→ **What is being asked**
Find the word "JSON" in the material below and gather every line that contains it.

→ **Task data**
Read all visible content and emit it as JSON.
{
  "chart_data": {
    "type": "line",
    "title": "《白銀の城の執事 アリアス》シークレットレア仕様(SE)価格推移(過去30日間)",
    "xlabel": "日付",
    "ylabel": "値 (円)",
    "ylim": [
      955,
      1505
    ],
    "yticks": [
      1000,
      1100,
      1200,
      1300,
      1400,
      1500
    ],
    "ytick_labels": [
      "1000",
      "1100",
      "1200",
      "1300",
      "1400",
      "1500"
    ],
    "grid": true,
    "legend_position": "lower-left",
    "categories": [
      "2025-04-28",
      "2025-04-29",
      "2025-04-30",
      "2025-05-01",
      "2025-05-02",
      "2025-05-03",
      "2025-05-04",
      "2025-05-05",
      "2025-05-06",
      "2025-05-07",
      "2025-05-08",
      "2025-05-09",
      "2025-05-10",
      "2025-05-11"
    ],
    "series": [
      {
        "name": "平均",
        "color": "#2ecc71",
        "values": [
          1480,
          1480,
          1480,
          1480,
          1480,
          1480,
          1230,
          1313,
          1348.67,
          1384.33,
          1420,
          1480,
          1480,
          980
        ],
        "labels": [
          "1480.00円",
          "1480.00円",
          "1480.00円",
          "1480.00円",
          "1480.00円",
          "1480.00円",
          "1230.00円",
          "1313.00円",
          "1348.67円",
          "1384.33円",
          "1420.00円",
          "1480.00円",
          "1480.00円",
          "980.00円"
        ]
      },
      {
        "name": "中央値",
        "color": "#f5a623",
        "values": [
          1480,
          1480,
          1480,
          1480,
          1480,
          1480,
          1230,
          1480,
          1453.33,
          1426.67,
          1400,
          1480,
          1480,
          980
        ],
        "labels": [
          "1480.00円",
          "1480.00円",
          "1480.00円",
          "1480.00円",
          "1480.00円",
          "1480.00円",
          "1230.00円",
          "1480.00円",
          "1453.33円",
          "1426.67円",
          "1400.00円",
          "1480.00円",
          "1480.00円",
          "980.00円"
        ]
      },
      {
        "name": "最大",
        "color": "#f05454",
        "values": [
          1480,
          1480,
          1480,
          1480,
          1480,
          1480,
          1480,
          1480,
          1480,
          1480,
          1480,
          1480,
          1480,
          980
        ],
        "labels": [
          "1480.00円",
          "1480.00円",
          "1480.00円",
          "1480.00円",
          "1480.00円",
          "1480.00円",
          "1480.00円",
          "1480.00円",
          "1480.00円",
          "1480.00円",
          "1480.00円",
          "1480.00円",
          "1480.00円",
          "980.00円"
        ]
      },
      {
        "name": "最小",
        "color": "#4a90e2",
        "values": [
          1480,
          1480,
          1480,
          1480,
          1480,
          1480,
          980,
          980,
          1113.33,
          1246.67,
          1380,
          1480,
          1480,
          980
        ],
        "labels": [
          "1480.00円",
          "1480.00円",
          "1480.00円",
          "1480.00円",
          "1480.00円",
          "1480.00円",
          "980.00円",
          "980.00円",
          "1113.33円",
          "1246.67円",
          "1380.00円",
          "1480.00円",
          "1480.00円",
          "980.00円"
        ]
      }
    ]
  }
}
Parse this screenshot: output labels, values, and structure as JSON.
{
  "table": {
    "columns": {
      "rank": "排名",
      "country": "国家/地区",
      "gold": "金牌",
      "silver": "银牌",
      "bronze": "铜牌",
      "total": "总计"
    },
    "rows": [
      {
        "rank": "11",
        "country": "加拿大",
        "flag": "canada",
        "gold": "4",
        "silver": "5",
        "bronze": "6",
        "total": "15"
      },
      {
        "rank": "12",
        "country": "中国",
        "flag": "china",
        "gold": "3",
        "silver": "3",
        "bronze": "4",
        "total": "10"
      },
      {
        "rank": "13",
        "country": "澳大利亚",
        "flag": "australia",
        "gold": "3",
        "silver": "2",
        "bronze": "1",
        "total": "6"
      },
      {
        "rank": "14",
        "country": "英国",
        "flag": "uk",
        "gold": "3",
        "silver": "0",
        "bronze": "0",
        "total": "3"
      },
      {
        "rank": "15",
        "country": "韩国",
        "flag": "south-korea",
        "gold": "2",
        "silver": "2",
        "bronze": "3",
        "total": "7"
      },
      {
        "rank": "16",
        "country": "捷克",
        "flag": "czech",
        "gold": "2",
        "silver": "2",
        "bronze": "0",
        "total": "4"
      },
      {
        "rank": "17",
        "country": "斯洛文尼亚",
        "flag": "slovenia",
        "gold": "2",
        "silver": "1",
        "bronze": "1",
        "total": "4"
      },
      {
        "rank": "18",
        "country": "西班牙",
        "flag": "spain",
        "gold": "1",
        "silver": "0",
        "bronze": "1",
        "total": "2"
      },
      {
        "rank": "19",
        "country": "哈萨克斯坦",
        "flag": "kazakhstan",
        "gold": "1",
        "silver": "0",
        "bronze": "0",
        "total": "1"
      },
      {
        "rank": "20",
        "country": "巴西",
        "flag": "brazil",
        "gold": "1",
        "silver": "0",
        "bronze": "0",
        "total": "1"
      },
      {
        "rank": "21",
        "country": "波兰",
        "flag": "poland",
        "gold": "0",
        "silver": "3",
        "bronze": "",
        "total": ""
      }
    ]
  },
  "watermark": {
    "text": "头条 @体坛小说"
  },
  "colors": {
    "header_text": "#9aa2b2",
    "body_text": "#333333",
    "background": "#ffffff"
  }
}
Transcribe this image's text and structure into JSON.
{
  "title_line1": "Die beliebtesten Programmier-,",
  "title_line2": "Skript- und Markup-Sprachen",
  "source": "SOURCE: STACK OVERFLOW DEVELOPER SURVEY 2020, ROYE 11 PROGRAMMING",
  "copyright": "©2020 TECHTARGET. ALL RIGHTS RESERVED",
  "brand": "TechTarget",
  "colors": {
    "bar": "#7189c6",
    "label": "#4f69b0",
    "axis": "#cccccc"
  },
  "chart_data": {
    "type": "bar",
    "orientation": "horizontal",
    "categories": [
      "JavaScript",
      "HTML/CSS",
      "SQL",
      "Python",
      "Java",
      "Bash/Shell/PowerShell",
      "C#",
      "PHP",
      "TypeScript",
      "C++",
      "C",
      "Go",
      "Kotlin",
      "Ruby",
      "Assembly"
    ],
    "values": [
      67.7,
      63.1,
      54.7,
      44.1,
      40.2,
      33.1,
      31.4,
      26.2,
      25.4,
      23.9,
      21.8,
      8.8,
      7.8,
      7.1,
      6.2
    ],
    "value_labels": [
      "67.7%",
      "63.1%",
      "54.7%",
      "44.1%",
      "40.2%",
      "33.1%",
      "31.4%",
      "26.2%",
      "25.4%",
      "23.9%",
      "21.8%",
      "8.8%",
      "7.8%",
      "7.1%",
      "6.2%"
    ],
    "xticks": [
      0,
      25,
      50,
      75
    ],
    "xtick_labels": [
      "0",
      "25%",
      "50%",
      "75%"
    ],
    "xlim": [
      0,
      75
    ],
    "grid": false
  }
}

→ **Output for this task**
Read all visible content and emit it as JSON.
Parse this screenshot: output labels, values, and structure as JSON.
Transcribe this image's text and structure into JSON.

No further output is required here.